§ **PROBLEM REQUIREMENTS**
In the material below, find each line with the string "name" and copy it.

§ **EXERCISE DATA**
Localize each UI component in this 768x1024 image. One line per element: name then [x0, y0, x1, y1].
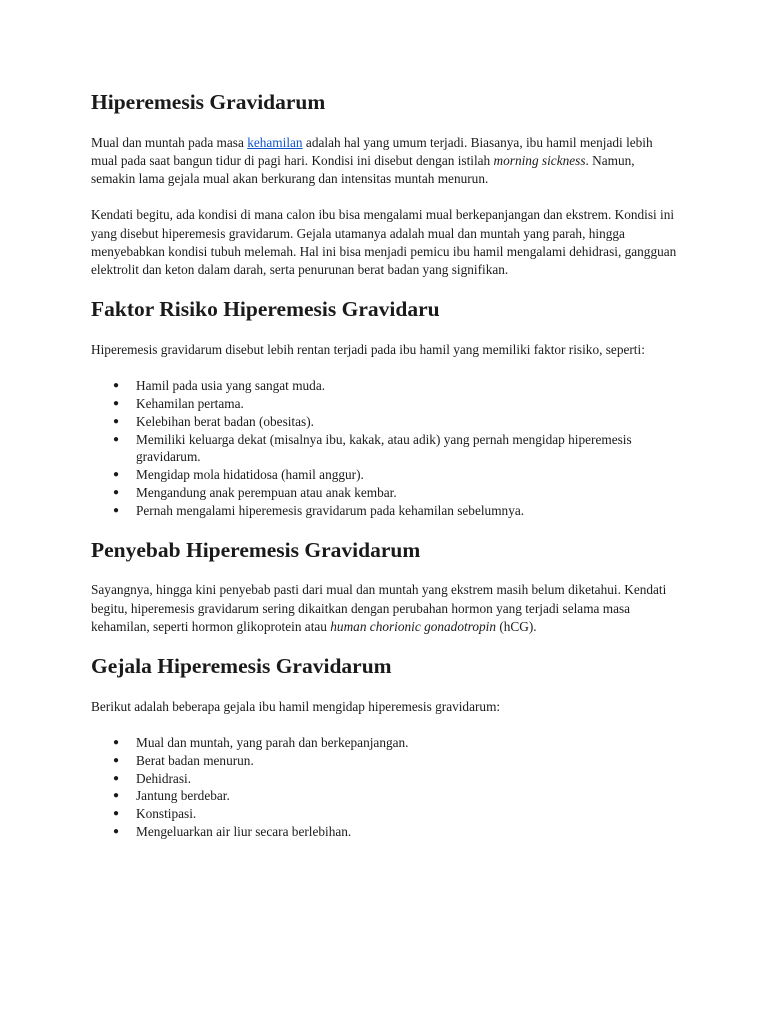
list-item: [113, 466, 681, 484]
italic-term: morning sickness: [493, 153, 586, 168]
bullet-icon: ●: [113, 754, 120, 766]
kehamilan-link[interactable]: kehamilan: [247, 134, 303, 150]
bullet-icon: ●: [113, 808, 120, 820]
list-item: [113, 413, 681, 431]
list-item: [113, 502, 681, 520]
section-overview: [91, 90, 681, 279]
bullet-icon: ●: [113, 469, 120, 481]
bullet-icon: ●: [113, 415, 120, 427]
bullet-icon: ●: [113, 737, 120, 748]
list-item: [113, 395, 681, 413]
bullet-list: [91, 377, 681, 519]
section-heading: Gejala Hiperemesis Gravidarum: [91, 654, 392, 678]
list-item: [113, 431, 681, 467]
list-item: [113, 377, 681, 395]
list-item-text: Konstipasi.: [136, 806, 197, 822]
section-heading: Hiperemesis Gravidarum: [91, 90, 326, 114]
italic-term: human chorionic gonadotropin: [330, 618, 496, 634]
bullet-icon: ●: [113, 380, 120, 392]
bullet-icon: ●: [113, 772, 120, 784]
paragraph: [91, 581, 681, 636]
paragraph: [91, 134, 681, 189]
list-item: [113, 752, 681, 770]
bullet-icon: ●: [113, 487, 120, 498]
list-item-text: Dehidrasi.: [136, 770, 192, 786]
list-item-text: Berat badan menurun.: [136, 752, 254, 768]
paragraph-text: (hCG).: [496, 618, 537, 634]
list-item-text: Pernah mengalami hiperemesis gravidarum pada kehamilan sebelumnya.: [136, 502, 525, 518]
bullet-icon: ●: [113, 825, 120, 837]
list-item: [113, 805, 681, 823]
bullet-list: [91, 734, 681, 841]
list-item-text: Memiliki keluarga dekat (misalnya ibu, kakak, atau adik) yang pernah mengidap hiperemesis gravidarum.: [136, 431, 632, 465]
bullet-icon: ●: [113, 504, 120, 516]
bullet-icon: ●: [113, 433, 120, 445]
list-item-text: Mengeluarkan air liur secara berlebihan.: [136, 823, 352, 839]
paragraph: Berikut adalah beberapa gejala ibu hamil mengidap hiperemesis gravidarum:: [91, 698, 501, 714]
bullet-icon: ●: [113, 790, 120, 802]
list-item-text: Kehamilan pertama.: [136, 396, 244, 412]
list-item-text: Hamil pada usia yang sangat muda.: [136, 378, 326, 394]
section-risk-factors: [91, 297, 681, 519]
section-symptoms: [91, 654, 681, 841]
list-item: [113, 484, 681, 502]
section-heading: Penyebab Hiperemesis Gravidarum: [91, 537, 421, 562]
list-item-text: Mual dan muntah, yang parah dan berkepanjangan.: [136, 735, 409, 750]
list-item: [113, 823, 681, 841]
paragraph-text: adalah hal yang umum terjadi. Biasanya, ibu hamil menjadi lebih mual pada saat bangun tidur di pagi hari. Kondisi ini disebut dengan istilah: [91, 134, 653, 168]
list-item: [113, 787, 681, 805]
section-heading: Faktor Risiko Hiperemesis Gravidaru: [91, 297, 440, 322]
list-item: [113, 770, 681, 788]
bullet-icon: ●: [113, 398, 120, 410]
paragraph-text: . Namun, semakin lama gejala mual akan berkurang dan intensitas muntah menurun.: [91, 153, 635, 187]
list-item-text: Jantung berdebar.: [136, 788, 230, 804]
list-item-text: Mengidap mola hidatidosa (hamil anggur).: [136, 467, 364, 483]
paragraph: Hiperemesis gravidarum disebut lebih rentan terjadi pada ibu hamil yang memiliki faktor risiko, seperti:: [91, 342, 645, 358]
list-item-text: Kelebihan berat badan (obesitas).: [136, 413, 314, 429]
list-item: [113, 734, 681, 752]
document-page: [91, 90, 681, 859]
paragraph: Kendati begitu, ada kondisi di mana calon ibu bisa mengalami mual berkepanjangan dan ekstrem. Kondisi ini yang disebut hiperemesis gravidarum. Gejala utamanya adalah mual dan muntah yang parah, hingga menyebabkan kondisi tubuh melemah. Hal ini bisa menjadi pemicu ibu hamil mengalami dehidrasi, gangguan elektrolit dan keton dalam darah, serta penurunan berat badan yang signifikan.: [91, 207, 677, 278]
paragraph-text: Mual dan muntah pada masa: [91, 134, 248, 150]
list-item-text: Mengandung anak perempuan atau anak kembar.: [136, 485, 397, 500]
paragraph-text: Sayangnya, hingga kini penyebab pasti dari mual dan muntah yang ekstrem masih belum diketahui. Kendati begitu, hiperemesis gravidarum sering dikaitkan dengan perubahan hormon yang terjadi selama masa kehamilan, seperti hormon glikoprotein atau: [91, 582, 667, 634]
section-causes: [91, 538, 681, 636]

---

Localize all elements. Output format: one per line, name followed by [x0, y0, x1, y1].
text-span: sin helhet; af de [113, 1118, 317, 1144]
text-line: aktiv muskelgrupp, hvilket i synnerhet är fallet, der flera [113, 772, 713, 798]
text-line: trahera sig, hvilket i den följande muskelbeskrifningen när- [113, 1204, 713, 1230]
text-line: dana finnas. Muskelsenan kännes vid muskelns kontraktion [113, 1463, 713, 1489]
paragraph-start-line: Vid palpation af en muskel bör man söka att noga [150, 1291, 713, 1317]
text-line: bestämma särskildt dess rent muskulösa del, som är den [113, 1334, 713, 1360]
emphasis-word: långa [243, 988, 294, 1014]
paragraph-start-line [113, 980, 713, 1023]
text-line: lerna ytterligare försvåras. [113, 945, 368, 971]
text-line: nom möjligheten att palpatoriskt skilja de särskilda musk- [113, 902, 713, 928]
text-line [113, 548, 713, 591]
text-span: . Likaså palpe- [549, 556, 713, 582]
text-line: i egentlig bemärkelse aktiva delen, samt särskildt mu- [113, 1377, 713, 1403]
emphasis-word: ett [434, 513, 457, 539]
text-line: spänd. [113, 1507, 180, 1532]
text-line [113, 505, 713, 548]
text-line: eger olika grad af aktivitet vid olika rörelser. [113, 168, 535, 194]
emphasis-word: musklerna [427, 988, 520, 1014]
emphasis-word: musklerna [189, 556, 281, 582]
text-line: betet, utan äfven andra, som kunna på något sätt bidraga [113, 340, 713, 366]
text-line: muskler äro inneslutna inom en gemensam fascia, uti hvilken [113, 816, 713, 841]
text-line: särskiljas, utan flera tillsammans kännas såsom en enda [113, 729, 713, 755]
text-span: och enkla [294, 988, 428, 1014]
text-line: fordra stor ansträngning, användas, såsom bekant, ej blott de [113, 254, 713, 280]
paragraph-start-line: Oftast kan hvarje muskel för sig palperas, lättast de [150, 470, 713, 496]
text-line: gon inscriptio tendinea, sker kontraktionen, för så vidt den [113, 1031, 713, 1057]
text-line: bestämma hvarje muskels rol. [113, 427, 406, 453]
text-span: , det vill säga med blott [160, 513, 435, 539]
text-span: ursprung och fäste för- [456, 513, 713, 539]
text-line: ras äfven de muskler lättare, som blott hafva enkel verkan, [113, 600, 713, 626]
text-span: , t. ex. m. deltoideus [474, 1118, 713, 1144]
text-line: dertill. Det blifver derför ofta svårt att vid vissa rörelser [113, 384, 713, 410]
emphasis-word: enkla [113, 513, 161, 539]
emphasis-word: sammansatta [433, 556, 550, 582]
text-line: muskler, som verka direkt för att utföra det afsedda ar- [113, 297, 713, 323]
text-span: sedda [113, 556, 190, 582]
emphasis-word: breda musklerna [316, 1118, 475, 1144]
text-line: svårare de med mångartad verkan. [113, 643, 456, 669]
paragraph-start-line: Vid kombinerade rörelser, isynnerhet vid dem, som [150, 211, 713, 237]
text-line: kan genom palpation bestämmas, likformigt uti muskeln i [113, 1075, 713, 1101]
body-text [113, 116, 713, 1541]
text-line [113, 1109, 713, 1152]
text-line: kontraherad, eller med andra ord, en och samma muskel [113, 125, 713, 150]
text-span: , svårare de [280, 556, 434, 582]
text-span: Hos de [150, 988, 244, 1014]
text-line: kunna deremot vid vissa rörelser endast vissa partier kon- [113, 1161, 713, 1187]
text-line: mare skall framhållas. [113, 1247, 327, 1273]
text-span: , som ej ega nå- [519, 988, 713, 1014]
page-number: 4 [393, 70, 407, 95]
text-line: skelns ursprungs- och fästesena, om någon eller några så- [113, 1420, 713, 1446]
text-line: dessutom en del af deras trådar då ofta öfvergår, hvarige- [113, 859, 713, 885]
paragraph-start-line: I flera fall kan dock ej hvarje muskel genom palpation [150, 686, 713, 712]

§ **REPLY**
Localize each UI component in this 768x1024 image. One line per element: name then [x0, y0, x1, y1].
Localize all elements. Output format: one per line, name followed by [x0, y0, x1, y1].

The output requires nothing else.